BEGIN Data listing

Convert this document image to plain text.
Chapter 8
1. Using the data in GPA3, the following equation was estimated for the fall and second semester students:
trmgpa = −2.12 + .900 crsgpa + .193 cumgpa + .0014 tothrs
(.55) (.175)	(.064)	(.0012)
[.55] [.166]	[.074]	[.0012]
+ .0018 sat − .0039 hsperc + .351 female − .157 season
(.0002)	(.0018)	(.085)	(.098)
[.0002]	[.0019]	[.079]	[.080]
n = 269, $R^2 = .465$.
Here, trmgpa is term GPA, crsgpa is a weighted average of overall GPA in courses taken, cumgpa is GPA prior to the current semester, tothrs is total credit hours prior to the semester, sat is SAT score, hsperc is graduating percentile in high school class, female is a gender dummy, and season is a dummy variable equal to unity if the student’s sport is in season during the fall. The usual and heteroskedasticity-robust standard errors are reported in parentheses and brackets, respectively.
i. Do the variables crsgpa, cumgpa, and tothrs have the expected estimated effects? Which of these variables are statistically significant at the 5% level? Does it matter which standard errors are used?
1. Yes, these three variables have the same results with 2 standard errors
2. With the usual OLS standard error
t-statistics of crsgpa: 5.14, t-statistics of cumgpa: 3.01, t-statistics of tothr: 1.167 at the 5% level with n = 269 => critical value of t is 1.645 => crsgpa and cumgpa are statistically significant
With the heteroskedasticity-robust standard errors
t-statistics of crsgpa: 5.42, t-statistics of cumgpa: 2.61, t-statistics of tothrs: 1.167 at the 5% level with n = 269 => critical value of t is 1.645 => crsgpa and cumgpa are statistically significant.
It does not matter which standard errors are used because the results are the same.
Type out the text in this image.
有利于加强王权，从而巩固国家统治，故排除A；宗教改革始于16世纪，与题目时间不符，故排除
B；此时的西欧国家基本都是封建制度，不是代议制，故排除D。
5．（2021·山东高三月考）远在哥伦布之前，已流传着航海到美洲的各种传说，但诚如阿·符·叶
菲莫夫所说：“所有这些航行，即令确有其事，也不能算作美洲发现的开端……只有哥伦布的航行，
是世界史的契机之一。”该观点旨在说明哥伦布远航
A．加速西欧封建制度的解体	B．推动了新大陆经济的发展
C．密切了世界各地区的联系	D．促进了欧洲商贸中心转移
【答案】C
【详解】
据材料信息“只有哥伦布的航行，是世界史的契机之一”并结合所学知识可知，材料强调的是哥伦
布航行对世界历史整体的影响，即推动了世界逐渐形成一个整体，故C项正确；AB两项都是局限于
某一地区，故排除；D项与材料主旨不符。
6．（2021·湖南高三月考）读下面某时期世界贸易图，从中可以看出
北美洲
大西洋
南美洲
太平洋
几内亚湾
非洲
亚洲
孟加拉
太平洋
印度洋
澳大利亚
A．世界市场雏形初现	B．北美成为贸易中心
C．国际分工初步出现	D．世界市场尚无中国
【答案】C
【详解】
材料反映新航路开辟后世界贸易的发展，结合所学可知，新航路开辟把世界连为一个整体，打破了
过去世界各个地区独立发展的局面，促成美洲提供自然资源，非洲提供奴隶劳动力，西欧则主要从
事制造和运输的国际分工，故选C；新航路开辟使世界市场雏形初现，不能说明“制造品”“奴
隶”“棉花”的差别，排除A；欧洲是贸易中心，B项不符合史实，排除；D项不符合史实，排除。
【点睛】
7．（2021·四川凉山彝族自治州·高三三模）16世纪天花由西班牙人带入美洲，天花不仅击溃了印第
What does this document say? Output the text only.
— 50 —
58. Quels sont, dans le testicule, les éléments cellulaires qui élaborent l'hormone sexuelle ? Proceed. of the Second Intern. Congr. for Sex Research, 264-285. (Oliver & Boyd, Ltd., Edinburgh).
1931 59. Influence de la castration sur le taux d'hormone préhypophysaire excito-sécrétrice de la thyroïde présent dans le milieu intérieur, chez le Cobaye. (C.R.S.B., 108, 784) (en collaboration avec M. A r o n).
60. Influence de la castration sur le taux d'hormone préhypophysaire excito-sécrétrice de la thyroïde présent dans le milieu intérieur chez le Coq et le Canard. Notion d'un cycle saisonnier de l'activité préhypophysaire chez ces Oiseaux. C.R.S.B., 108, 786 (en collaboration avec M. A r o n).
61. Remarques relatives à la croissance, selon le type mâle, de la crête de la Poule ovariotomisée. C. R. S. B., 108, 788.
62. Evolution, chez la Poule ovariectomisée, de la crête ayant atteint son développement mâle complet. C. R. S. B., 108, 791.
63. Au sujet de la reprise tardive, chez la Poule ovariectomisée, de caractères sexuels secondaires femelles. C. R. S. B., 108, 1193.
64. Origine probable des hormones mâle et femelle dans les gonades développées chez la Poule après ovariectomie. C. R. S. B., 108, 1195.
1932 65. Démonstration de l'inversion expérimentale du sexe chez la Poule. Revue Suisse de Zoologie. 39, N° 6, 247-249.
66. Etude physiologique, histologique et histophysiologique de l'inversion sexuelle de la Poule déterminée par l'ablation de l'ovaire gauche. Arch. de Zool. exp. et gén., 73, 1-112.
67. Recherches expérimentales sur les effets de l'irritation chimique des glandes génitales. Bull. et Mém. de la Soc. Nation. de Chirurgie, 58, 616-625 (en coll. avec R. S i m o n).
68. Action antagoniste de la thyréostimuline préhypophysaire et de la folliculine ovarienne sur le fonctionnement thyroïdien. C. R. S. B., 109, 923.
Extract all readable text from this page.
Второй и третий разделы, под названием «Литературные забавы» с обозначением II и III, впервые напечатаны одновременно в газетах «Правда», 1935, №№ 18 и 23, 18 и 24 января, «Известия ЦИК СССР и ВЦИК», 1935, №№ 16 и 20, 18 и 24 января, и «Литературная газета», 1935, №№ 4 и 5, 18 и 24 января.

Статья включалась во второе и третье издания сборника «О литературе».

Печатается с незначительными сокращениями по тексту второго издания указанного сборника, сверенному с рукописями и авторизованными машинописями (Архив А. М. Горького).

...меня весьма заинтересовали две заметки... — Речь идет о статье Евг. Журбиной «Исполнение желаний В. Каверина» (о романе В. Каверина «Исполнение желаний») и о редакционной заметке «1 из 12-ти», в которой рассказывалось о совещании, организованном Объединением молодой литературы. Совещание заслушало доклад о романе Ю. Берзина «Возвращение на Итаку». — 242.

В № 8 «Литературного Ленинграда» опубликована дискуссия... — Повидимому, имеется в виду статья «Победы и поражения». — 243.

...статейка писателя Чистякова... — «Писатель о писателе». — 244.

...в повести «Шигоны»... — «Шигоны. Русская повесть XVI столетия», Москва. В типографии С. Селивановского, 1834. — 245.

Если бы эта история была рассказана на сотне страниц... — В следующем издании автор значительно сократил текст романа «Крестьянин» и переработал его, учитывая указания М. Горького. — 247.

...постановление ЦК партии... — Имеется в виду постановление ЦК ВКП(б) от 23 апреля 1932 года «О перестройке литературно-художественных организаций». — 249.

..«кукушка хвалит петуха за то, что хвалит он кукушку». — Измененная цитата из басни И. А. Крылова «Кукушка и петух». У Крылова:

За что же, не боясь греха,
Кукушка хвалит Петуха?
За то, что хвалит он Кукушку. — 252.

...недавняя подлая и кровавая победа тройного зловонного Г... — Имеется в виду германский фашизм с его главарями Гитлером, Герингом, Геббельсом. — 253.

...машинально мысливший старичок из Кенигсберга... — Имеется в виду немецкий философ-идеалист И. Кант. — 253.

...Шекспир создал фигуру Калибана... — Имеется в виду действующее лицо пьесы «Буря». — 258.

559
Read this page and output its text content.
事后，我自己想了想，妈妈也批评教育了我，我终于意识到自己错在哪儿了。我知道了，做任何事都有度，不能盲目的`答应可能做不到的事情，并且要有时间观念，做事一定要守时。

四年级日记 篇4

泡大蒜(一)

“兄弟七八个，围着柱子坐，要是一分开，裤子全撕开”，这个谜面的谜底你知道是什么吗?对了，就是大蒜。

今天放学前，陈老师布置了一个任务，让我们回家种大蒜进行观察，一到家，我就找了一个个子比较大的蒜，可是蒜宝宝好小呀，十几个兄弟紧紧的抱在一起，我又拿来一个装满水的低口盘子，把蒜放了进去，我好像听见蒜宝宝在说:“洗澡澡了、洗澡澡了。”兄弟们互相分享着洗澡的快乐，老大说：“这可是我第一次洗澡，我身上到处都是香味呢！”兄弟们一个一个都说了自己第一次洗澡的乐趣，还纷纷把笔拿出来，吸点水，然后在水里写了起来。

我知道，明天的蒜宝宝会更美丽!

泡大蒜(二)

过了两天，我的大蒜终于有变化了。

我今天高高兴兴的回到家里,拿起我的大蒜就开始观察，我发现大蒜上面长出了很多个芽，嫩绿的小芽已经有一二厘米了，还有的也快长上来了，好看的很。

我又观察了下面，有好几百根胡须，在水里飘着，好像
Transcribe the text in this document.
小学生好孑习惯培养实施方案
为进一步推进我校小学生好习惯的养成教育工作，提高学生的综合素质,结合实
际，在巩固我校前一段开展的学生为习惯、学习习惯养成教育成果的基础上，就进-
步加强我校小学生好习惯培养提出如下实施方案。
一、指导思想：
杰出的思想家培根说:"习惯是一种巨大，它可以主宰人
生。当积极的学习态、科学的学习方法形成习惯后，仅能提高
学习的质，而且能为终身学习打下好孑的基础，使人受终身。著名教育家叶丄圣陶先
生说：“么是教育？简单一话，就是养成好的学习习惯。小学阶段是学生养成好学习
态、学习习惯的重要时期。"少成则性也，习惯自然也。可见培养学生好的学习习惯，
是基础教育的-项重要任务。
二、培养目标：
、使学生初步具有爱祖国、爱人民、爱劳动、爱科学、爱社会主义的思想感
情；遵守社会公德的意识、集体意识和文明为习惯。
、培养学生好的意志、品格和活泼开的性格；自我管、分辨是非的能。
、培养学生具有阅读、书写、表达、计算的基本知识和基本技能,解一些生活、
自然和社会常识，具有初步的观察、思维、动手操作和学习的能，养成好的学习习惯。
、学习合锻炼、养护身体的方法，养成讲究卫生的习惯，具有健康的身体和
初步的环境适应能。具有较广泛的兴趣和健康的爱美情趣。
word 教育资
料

END Data listing

Exercise description:
Your output consists solely of the lines from the one with "Transcribe the text in this document." through the last line, copied exactly.

Solved exercise:
Transcribe the text in this document.
小学生好孑习惯培养实施方案
为进一步推进我校小学生好习惯的养成教育工作，提高学生的综合素质,结合实
际，在巩固我校前一段开展的学生为习惯、学习习惯养成教育成果的基础上，就进-
步加强我校小学生好习惯培养提出如下实施方案。
一、指导思想：
杰出的思想家培根说:"习惯是一种巨大，它可以主宰人
生。当积极的学习态、科学的学习方法形成习惯后，仅能提高
学习的质，而且能为终身学习打下好孑的基础，使人受终身。著名教育家叶丄圣陶先
生说：“么是教育？简单一话，就是养成好的学习习惯。小学阶段是学生养成好学习
态、学习习惯的重要时期。"少成则性也，习惯自然也。可见培养学生好的学习习惯，
是基础教育的-项重要任务。
二、培养目标：
、使学生初步具有爱祖国、爱人民、爱劳动、爱科学、爱社会主义的思想感
情；遵守社会公德的意识、集体意识和文明为习惯。
、培养学生好的意志、品格和活泼开的性格；自我管、分辨是非的能。
、培养学生具有阅读、书写、表达、计算的基本知识和基本技能,解一些生活、
自然和社会常识，具有初步的观察、思维、动手操作和学习的能，养成好的学习习惯。
、学习合锻炼、养护身体的方法，养成讲究卫生的习惯，具有健康的身体和
初步的环境适应能。具有较广泛的兴趣和健康的爱美情趣。
word 教育资
料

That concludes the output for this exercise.